_WRITTEN INSTRUCTION:_ Wherever the string "Persephone" appears, copy the whole line.

_RECORDS FOR THIS EXERCISE:_
====

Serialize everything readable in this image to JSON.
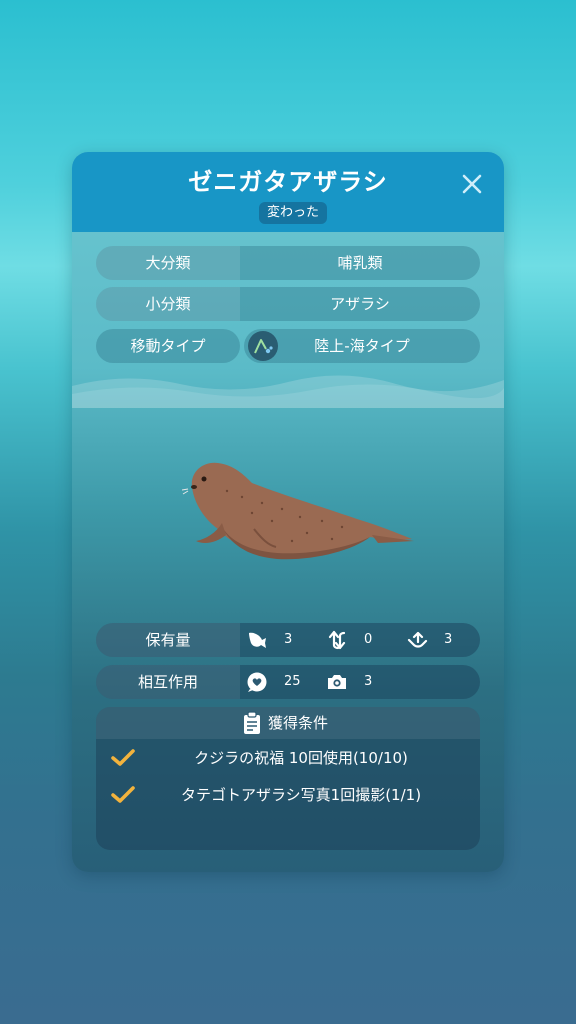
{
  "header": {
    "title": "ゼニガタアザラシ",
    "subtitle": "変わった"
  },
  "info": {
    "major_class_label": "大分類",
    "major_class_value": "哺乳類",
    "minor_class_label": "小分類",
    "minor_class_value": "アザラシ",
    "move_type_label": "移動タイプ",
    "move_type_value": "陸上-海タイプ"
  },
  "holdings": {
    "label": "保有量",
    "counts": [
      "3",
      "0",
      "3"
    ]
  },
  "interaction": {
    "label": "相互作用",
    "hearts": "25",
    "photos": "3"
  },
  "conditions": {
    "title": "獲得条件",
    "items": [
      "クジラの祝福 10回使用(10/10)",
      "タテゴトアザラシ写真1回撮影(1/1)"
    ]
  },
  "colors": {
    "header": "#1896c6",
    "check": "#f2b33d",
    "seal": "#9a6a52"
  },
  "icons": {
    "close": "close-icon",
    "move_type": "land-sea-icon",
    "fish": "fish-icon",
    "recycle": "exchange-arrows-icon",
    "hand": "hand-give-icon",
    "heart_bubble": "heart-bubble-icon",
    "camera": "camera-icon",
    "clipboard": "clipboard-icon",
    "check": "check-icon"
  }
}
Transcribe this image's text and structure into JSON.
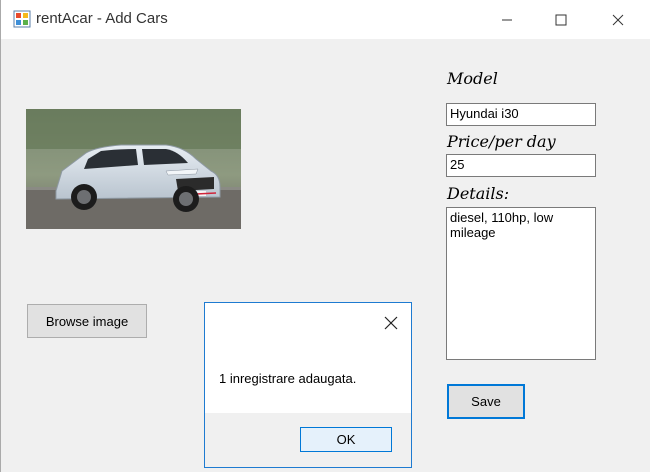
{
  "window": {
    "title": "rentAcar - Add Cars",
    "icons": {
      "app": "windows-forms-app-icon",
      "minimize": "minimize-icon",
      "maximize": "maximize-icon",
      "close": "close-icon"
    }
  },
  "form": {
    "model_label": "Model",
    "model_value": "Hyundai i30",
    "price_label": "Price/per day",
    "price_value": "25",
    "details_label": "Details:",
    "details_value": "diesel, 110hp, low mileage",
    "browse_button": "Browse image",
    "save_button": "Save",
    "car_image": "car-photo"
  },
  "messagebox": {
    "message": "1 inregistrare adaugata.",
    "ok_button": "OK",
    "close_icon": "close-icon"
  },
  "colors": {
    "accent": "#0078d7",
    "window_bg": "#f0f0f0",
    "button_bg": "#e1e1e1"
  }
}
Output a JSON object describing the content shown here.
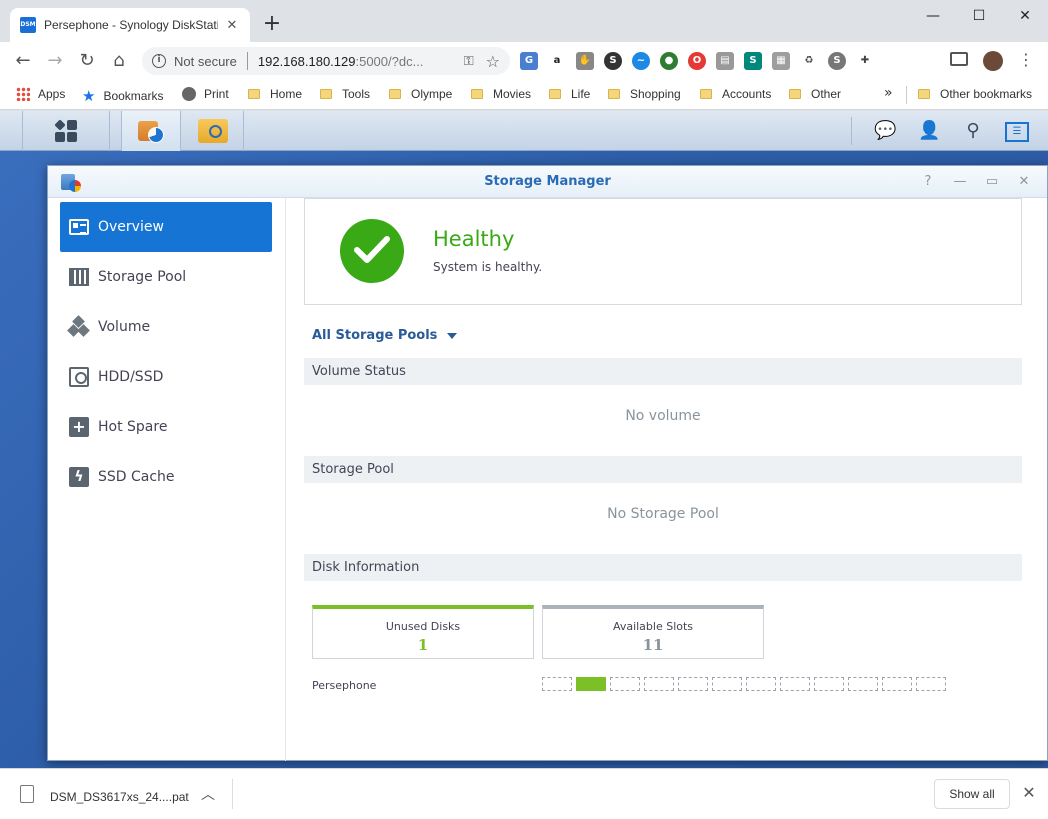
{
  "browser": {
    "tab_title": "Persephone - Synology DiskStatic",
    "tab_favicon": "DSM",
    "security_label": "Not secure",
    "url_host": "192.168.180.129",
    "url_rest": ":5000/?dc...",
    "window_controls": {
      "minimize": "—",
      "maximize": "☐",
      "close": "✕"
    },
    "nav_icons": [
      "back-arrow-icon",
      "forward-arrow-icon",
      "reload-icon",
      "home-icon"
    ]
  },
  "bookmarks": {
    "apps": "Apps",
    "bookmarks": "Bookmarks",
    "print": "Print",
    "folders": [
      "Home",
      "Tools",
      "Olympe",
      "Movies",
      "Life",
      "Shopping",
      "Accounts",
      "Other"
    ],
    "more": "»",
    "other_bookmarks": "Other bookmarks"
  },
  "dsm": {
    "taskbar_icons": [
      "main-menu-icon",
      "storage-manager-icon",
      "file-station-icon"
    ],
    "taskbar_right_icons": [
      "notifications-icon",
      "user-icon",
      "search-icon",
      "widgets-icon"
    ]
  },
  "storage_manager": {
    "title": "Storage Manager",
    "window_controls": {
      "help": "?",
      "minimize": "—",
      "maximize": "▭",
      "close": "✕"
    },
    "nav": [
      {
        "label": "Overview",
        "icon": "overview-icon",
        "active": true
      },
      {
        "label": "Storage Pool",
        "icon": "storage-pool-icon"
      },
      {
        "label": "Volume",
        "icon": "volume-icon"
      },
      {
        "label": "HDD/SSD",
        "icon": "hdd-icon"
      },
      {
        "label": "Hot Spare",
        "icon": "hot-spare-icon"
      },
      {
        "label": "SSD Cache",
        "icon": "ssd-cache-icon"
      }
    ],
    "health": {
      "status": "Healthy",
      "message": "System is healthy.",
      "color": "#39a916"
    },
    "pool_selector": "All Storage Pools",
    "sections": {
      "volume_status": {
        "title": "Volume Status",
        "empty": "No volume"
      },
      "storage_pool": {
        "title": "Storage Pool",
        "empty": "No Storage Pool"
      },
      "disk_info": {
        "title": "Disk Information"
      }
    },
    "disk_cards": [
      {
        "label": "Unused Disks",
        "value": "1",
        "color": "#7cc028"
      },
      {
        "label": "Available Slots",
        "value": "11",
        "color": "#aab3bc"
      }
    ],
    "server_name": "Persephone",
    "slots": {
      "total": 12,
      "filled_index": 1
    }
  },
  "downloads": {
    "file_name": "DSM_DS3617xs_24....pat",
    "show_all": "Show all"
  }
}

====

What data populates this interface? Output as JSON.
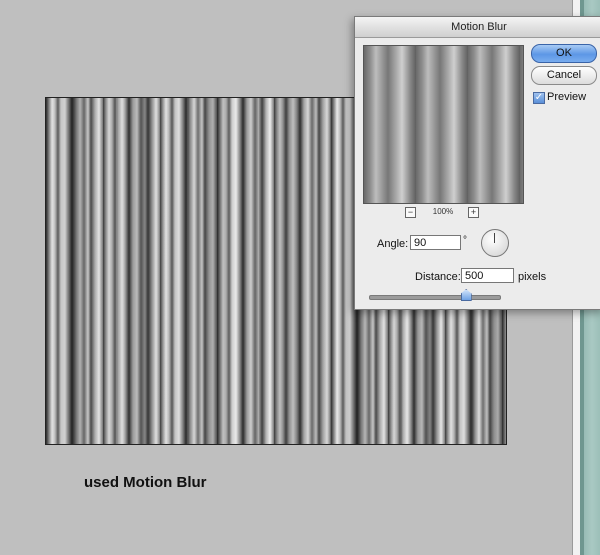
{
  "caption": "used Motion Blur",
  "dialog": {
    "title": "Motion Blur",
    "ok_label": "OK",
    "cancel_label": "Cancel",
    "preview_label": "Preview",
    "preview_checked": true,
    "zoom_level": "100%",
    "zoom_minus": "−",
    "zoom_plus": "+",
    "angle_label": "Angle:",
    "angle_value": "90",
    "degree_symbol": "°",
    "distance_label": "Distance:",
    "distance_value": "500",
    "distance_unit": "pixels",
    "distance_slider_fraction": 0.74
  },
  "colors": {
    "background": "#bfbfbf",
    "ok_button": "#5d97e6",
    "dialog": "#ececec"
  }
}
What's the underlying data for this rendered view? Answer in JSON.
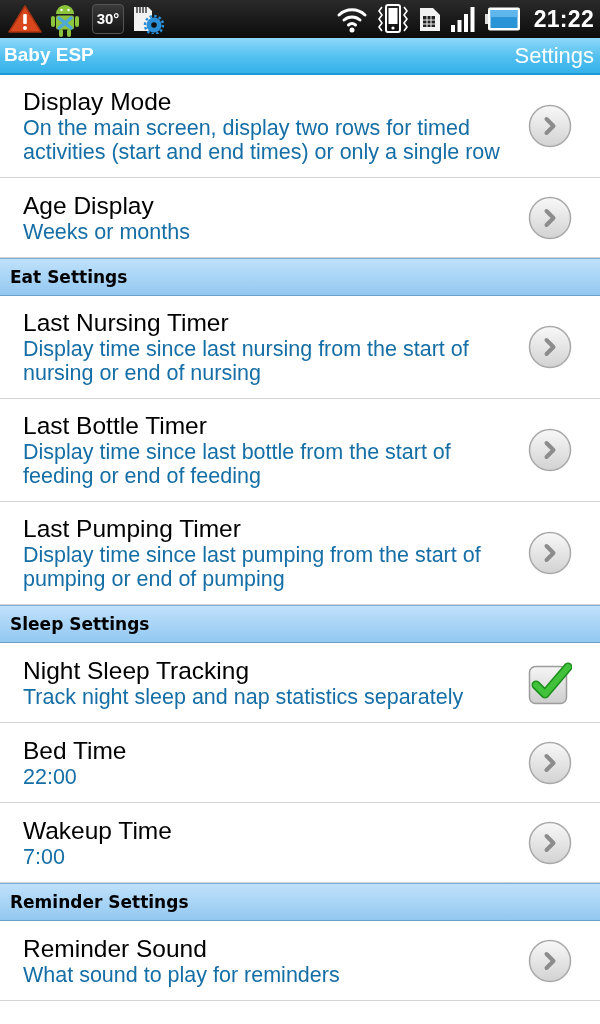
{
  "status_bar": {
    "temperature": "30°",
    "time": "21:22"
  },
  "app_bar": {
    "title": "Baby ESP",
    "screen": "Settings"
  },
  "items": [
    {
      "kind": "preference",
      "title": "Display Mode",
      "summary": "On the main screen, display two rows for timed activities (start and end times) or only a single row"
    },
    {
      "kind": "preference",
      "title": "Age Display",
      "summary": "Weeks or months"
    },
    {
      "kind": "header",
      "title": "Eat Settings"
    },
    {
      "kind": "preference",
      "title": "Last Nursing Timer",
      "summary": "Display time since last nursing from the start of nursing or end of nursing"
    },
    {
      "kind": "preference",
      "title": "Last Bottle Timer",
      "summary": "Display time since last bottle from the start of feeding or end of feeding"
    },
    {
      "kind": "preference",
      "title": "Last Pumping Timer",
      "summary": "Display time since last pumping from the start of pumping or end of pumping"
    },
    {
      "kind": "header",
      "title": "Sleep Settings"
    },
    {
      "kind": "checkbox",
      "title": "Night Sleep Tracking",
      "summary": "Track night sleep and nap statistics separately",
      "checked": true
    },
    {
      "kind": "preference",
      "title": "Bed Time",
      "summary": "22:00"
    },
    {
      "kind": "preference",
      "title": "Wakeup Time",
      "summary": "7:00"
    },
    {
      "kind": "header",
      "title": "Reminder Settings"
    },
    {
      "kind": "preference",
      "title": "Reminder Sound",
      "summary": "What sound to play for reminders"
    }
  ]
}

====

_CORRECT RESPONSE:_
    "tab_title": "Persephone - Synology DiskStatic",
    "server_name": "Persephone",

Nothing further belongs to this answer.